» EXTRACTED ENTRIES
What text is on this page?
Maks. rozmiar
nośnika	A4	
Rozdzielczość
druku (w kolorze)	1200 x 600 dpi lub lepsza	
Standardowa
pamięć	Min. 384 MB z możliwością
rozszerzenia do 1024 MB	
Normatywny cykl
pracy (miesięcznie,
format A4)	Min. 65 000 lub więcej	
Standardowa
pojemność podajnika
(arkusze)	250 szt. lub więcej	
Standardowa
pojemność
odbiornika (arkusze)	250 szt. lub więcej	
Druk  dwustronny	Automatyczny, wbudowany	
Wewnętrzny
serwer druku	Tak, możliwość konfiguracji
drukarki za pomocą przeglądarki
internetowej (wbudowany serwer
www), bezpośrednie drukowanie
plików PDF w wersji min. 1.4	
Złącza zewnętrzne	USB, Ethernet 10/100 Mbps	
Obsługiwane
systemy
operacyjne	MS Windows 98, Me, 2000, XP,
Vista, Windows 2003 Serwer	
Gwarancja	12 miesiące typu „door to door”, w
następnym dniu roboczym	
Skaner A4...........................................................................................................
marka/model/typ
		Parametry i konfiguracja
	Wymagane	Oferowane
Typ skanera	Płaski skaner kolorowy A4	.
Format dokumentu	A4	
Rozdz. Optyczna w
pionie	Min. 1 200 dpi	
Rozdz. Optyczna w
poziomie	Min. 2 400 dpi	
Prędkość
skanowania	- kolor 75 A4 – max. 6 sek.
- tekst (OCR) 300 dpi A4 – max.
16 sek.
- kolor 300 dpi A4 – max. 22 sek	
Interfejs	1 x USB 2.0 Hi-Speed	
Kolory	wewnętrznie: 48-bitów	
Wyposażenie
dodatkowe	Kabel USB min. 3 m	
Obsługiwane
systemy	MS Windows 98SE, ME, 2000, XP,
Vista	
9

» SET EXERCISE
Select and copy every line of the listing with the word "druku".

» CORRECT OUTPUT
druku (w kolorze)	1200 x 600 dpi lub lepsza	
serwer druku	Tak, możliwość konfiguracji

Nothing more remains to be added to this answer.